- _GIVEN TASK_: Transcribe the entries below exactly.

Dataset entries on figures
######
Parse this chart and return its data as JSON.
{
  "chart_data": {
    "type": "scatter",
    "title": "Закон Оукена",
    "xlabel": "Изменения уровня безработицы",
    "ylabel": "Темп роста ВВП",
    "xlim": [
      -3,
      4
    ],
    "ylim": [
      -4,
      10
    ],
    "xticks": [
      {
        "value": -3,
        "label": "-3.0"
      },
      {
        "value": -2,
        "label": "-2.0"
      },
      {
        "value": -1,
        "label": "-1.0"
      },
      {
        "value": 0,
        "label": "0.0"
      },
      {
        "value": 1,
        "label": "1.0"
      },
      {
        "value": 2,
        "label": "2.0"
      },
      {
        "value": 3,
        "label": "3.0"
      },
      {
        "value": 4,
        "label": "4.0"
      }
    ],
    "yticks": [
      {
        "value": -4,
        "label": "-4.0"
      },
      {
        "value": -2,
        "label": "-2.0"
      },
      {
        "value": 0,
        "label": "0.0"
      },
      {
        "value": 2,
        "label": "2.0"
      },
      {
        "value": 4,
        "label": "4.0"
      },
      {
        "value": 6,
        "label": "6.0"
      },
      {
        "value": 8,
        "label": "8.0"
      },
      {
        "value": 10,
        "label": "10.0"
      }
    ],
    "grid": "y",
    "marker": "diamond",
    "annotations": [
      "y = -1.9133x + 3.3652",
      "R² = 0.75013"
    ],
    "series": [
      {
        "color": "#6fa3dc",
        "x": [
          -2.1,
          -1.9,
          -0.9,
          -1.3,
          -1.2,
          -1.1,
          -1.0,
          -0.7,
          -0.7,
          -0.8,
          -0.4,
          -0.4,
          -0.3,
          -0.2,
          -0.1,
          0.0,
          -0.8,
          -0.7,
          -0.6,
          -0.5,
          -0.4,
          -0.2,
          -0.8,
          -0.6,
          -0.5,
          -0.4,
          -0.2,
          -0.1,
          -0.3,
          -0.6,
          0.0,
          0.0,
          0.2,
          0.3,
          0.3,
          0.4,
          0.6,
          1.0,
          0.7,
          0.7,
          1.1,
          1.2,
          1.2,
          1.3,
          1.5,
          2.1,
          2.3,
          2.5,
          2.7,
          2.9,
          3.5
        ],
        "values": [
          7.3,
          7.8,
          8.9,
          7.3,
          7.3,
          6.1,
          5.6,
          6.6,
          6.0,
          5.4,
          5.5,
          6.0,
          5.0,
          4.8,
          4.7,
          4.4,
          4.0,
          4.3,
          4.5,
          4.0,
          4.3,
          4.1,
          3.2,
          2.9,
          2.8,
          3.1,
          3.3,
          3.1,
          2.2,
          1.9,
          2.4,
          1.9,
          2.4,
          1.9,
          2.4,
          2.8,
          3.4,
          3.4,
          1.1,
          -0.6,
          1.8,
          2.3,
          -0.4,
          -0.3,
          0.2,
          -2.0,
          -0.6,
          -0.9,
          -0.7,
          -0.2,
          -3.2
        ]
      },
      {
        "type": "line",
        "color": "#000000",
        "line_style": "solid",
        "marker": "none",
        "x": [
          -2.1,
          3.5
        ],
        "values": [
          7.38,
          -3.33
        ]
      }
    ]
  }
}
######
- _SOLUTION FOR THIS EXERCISE_:
Parse this chart and return its data as JSON.
{
  "chart_data": {
    "type": "scatter",
    "title": "Закон Оукена",
    "xlabel": "Изменения уровня безработицы",
    "ylabel": "Темп роста ВВП",
    "xlim": [
      -3,
      4
    ],
    "ylim": [
      -4,
      10
    ],
    "xticks": [
      {
        "value": -3,
        "label": "-3.0"
      },
      {
        "value": -2,
        "label": "-2.0"
      },
      {
        "value": -1,
        "label": "-1.0"
      },
      {
        "value": 0,
        "label": "0.0"
      },
      {
        "value": 1,
        "label": "1.0"
      },
      {
        "value": 2,
        "label": "2.0"
      },
      {
        "value": 3,
        "label": "3.0"
      },
      {
        "value": 4,
        "label": "4.0"
      }
    ],
    "yticks": [
      {
        "value": -4,
        "label": "-4.0"
      },
      {
        "value": -2,
        "label": "-2.0"
      },
      {
        "value": 0,
        "label": "0.0"
      },
      {
        "value": 2,
        "label": "2.0"
      },
      {
        "value": 4,
        "label": "4.0"
      },
      {
        "value": 6,
        "label": "6.0"
      },
      {
        "value": 8,
        "label": "8.0"
      },
      {
        "value": 10,
        "label": "10.0"
      }
    ],
    "grid": "y",
    "marker": "diamond",
    "annotations": [
      "y = -1.9133x + 3.3652",
      "R² = 0.75013"
    ],
    "series": [
      {
        "color": "#6fa3dc",
        "x": [
          -2.1,
          -1.9,
          -0.9,
          -1.3,
          -1.2,
          -1.1,
          -1.0,
          -0.7,
          -0.7,
          -0.8,
          -0.4,
          -0.4,
          -0.3,
          -0.2,
          -0.1,
          0.0,
          -0.8,
          -0.7,
          -0.6,
          -0.5,
          -0.4,
          -0.2,
          -0.8,
          -0.6,
          -0.5,
          -0.4,
          -0.2,
          -0.1,
          -0.3,
          -0.6,
          0.0,
          0.0,
          0.2,
          0.3,
          0.3,
          0.4,
          0.6,
          1.0,
          0.7,
          0.7,
          1.1,
          1.2,
          1.2,
          1.3,
          1.5,
          2.1,
          2.3,
          2.5,
          2.7,
          2.9,
          3.5
        ],
        "values": [
          7.3,
          7.8,
          8.9,
          7.3,
          7.3,
          6.1,
          5.6,
          6.6,
          6.0,
          5.4,
          5.5,
          6.0,
          5.0,
          4.8,
          4.7,
          4.4,
          4.0,
          4.3,
          4.5,
          4.0,
          4.3,
          4.1,
          3.2,
          2.9,
          2.8,
          3.1,
          3.3,
          3.1,
          2.2,
          1.9,
          2.4,
          1.9,
          2.4,
          1.9,
          2.4,
          2.8,
          3.4,
          3.4,
          1.1,
          -0.6,
          1.8,
          2.3,
          -0.4,
          -0.3,
          0.2,
          -2.0,
          -0.6,
          -0.9,
          -0.7,
          -0.2,
          -3.2
        ]
      },
      {
        "type": "line",
        "color": "#000000",
        "line_style": "solid",
        "marker": "none",
        "x": [
          -2.1,
          3.5
        ],
        "values": [
          7.38,
          -3.33
        ]
      }
    ]
  }
}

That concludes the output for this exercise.